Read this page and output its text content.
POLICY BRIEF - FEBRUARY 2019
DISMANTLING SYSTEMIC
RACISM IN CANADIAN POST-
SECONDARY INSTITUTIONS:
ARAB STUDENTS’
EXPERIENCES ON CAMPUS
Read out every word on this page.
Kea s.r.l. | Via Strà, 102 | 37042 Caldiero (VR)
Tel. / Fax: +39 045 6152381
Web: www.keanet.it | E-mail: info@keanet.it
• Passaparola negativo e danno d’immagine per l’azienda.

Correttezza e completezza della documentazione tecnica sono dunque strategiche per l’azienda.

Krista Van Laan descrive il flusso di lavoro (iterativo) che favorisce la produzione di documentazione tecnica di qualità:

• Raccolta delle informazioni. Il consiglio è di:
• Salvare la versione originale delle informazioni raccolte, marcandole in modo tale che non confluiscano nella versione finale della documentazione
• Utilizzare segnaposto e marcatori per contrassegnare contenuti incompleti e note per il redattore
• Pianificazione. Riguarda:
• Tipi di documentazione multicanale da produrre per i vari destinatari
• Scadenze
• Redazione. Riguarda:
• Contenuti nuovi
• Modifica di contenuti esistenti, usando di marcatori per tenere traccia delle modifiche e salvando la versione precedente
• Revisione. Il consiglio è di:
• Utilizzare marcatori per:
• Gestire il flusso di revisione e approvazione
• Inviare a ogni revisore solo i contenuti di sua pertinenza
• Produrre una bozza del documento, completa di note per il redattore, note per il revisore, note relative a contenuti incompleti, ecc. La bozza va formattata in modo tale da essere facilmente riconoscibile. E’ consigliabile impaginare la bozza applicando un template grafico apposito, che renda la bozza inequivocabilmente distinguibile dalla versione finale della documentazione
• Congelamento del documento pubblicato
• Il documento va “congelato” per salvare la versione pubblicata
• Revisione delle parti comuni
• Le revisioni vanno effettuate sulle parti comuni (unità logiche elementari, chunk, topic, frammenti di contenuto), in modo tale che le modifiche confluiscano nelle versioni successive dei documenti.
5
◇ ◇ ◇ ◇ ◇
Challenge. Output the full listing without altering anything.

Expected answer.
Read this page and output its text content.
POLICY BRIEF - FEBRUARY 2019
DISMANTLING SYSTEMIC
RACISM IN CANADIAN POST-
SECONDARY INSTITUTIONS:
ARAB STUDENTS’
EXPERIENCES ON CAMPUS
Read out every word on this page.
Kea s.r.l. | Via Strà, 102 | 37042 Caldiero (VR)
Tel. / Fax: +39 045 6152381
Web: www.keanet.it | E-mail: info@keanet.it
• Passaparola negativo e danno d’immagine per l’azienda.

Correttezza e completezza della documentazione tecnica sono dunque strategiche per l’azienda.

Krista Van Laan descrive il flusso di lavoro (iterativo) che favorisce la produzione di documentazione tecnica di qualità:

• Raccolta delle informazioni. Il consiglio è di:
• Salvare la versione originale delle informazioni raccolte, marcandole in modo tale che non confluiscano nella versione finale della documentazione
• Utilizzare segnaposto e marcatori per contrassegnare contenuti incompleti e note per il redattore
• Pianificazione. Riguarda:
• Tipi di documentazione multicanale da produrre per i vari destinatari
• Scadenze
• Redazione. Riguarda:
• Contenuti nuovi
• Modifica di contenuti esistenti, usando di marcatori per tenere traccia delle modifiche e salvando la versione precedente
• Revisione. Il consiglio è di:
• Utilizzare marcatori per:
• Gestire il flusso di revisione e approvazione
• Inviare a ogni revisore solo i contenuti di sua pertinenza
• Produrre una bozza del documento, completa di note per il redattore, note per il revisore, note relative a contenuti incompleti, ecc. La bozza va formattata in modo tale da essere facilmente riconoscibile. E’ consigliabile impaginare la bozza applicando un template grafico apposito, che renda la bozza inequivocabilmente distinguibile dalla versione finale della documentazione
• Congelamento del documento pubblicato
• Il documento va “congelato” per salvare la versione pubblicata
• Revisione delle parti comuni
• Le revisioni vanno effettuate sulle parti comuni (unità logiche elementari, chunk, topic, frammenti di contenuto), in modo tale che le modifiche confluiscano nelle versioni successive dei documenti.
5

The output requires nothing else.